### Your goal
Lines from the records below that contain the word "first" are to be copied out.

───── Listed entries

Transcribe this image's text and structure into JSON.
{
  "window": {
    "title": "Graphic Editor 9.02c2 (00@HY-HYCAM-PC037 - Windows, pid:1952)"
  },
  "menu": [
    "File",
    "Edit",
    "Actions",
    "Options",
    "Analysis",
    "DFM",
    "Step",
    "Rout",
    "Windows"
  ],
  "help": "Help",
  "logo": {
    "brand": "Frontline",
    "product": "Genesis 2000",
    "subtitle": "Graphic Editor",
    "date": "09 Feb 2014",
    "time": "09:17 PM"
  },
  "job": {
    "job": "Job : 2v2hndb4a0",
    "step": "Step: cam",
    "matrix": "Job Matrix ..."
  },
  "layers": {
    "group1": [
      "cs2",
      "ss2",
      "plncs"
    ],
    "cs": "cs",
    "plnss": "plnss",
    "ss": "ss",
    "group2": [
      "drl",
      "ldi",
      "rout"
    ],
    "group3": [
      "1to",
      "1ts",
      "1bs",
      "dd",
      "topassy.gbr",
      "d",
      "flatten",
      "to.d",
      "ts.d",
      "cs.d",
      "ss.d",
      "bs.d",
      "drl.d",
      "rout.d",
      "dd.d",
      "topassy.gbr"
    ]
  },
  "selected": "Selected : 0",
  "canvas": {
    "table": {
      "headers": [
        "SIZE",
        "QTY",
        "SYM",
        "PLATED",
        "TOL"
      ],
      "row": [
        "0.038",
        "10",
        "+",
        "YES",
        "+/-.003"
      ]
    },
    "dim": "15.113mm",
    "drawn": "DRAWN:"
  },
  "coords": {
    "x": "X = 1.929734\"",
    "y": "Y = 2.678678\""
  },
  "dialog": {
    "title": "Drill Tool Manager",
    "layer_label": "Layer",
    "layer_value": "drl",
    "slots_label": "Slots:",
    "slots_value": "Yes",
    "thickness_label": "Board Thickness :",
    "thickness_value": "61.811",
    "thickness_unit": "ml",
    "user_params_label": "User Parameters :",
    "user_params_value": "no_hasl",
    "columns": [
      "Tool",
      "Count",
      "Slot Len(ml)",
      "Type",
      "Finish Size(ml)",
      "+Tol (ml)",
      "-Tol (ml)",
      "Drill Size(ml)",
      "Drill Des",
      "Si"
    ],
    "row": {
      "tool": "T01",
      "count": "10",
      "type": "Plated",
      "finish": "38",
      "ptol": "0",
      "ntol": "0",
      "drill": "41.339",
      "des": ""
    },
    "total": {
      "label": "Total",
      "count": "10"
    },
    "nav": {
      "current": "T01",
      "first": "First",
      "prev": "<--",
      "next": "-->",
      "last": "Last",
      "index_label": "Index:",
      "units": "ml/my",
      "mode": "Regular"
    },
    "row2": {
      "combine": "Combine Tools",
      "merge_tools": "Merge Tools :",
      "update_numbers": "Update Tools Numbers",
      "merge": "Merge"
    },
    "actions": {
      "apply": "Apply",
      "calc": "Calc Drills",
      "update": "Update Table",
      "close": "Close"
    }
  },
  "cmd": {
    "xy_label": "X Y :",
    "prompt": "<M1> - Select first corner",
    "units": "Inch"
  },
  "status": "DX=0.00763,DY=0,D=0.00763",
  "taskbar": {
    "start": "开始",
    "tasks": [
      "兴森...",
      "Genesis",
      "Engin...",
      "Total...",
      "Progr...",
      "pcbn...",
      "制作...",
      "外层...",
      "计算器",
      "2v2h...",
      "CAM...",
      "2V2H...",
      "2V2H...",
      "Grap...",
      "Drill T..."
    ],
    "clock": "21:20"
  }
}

──────────

### Solution
      "first": "First",
    "prompt": "<M1> - Select first corner",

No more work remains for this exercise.